» INSTRUCTION: Are you able to quote each entry exactly as written?

» THE DATA:

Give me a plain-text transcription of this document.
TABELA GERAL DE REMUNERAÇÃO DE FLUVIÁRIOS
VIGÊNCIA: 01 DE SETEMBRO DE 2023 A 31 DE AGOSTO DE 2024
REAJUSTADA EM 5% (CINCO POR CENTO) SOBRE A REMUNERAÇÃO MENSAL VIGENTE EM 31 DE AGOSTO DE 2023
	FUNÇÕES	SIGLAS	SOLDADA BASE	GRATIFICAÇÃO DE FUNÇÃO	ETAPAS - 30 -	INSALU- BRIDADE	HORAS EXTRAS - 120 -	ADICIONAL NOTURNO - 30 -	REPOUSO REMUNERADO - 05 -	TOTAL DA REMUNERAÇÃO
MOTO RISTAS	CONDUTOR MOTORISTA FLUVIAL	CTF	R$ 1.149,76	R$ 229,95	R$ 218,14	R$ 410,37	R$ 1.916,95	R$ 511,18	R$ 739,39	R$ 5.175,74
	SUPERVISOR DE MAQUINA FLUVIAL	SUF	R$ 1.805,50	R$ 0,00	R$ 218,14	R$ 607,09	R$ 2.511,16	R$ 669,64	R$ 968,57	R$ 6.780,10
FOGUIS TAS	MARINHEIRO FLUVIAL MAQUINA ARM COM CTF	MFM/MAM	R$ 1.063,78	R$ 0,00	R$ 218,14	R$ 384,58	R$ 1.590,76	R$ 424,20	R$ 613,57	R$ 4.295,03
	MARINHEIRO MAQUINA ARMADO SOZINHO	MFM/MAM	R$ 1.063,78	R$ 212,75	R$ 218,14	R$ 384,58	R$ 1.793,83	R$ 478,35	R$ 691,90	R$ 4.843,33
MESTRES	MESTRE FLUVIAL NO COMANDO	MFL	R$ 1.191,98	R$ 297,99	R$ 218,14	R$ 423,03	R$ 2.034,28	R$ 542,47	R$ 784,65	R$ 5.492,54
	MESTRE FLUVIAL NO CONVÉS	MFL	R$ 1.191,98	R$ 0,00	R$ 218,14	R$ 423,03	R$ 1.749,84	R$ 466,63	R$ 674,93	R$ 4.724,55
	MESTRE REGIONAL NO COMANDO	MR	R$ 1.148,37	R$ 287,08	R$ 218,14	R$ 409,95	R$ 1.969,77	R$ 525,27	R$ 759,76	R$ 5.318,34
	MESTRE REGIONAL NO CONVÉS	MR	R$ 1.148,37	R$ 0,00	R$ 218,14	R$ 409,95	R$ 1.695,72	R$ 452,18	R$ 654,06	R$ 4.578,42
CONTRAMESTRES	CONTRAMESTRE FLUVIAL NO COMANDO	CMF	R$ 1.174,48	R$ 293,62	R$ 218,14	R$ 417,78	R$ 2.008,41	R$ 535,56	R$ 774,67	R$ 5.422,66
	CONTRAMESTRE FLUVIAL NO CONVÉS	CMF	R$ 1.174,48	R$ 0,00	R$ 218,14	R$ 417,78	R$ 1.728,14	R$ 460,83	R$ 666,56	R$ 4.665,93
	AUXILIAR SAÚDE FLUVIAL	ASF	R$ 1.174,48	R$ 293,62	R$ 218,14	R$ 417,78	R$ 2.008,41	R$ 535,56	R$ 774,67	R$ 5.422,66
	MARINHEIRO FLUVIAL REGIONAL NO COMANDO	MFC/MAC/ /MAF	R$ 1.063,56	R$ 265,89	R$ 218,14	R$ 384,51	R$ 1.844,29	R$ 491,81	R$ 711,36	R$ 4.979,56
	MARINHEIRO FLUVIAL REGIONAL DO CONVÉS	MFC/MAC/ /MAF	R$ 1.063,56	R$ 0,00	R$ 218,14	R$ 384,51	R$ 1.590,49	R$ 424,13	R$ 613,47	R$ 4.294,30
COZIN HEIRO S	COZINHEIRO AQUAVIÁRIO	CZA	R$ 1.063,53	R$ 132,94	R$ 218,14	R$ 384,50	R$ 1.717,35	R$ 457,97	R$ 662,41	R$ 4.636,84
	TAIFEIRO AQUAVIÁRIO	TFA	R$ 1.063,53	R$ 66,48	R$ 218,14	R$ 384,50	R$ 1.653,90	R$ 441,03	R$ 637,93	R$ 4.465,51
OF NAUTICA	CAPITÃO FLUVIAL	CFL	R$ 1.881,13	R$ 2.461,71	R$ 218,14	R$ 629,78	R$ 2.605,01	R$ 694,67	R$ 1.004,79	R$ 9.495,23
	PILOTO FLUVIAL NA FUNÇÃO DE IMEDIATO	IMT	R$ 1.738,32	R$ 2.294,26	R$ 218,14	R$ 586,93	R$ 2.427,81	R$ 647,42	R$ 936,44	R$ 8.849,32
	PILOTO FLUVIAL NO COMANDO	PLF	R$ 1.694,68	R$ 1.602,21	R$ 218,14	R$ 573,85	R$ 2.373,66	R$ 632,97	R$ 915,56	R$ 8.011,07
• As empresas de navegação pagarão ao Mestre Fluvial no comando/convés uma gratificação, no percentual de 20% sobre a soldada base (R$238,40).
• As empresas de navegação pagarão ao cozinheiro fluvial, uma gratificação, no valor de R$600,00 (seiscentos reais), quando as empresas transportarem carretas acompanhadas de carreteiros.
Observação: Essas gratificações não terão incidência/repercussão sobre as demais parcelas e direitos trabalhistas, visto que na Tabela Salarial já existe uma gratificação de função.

» EXERCISE RESULT:
Give me a plain-text transcription of this document.
TABELA GERAL DE REMUNERAÇÃO DE FLUVIÁRIOS
VIGÊNCIA: 01 DE SETEMBRO DE 2023 A 31 DE AGOSTO DE 2024
REAJUSTADA EM 5% (CINCO POR CENTO) SOBRE A REMUNERAÇÃO MENSAL VIGENTE EM 31 DE AGOSTO DE 2023
	FUNÇÕES	SIGLAS	SOLDADA BASE	GRATIFICAÇÃO DE FUNÇÃO	ETAPAS - 30 -	INSALU- BRIDADE	HORAS EXTRAS - 120 -	ADICIONAL NOTURNO - 30 -	REPOUSO REMUNERADO - 05 -	TOTAL DA REMUNERAÇÃO
MOTO RISTAS	CONDUTOR MOTORISTA FLUVIAL	CTF	R$ 1.149,76	R$ 229,95	R$ 218,14	R$ 410,37	R$ 1.916,95	R$ 511,18	R$ 739,39	R$ 5.175,74
	SUPERVISOR DE MAQUINA FLUVIAL	SUF	R$ 1.805,50	R$ 0,00	R$ 218,14	R$ 607,09	R$ 2.511,16	R$ 669,64	R$ 968,57	R$ 6.780,10
FOGUIS TAS	MARINHEIRO FLUVIAL MAQUINA ARM COM CTF	MFM/MAM	R$ 1.063,78	R$ 0,00	R$ 218,14	R$ 384,58	R$ 1.590,76	R$ 424,20	R$ 613,57	R$ 4.295,03
	MARINHEIRO MAQUINA ARMADO SOZINHO	MFM/MAM	R$ 1.063,78	R$ 212,75	R$ 218,14	R$ 384,58	R$ 1.793,83	R$ 478,35	R$ 691,90	R$ 4.843,33
MESTRES	MESTRE FLUVIAL NO COMANDO	MFL	R$ 1.191,98	R$ 297,99	R$ 218,14	R$ 423,03	R$ 2.034,28	R$ 542,47	R$ 784,65	R$ 5.492,54
	MESTRE FLUVIAL NO CONVÉS	MFL	R$ 1.191,98	R$ 0,00	R$ 218,14	R$ 423,03	R$ 1.749,84	R$ 466,63	R$ 674,93	R$ 4.724,55
	MESTRE REGIONAL NO COMANDO	MR	R$ 1.148,37	R$ 287,08	R$ 218,14	R$ 409,95	R$ 1.969,77	R$ 525,27	R$ 759,76	R$ 5.318,34
	MESTRE REGIONAL NO CONVÉS	MR	R$ 1.148,37	R$ 0,00	R$ 218,14	R$ 409,95	R$ 1.695,72	R$ 452,18	R$ 654,06	R$ 4.578,42
CONTRAMESTRES	CONTRAMESTRE FLUVIAL NO COMANDO	CMF	R$ 1.174,48	R$ 293,62	R$ 218,14	R$ 417,78	R$ 2.008,41	R$ 535,56	R$ 774,67	R$ 5.422,66
	CONTRAMESTRE FLUVIAL NO CONVÉS	CMF	R$ 1.174,48	R$ 0,00	R$ 218,14	R$ 417,78	R$ 1.728,14	R$ 460,83	R$ 666,56	R$ 4.665,93
	AUXILIAR SAÚDE FLUVIAL	ASF	R$ 1.174,48	R$ 293,62	R$ 218,14	R$ 417,78	R$ 2.008,41	R$ 535,56	R$ 774,67	R$ 5.422,66
	MARINHEIRO FLUVIAL REGIONAL NO COMANDO	MFC/MAC/ /MAF	R$ 1.063,56	R$ 265,89	R$ 218,14	R$ 384,51	R$ 1.844,29	R$ 491,81	R$ 711,36	R$ 4.979,56
	MARINHEIRO FLUVIAL REGIONAL DO CONVÉS	MFC/MAC/ /MAF	R$ 1.063,56	R$ 0,00	R$ 218,14	R$ 384,51	R$ 1.590,49	R$ 424,13	R$ 613,47	R$ 4.294,30
COZIN HEIRO S	COZINHEIRO AQUAVIÁRIO	CZA	R$ 1.063,53	R$ 132,94	R$ 218,14	R$ 384,50	R$ 1.717,35	R$ 457,97	R$ 662,41	R$ 4.636,84
	TAIFEIRO AQUAVIÁRIO	TFA	R$ 1.063,53	R$ 66,48	R$ 218,14	R$ 384,50	R$ 1.653,90	R$ 441,03	R$ 637,93	R$ 4.465,51
OF NAUTICA	CAPITÃO FLUVIAL	CFL	R$ 1.881,13	R$ 2.461,71	R$ 218,14	R$ 629,78	R$ 2.605,01	R$ 694,67	R$ 1.004,79	R$ 9.495,23
	PILOTO FLUVIAL NA FUNÇÃO DE IMEDIATO	IMT	R$ 1.738,32	R$ 2.294,26	R$ 218,14	R$ 586,93	R$ 2.427,81	R$ 647,42	R$ 936,44	R$ 8.849,32
	PILOTO FLUVIAL NO COMANDO	PLF	R$ 1.694,68	R$ 1.602,21	R$ 218,14	R$ 573,85	R$ 2.373,66	R$ 632,97	R$ 915,56	R$ 8.011,07
• As empresas de navegação pagarão ao Mestre Fluvial no comando/convés uma gratificação, no percentual de 20% sobre a soldada base (R$238,40).
• As empresas de navegação pagarão ao cozinheiro fluvial, uma gratificação, no valor de R$600,00 (seiscentos reais), quando as empresas transportarem carretas acompanhadas de carreteiros.
Observação: Essas gratificações não terão incidência/repercussão sobre as demais parcelas e direitos trabalhistas, visto que na Tabela Salarial já existe uma gratificação de função.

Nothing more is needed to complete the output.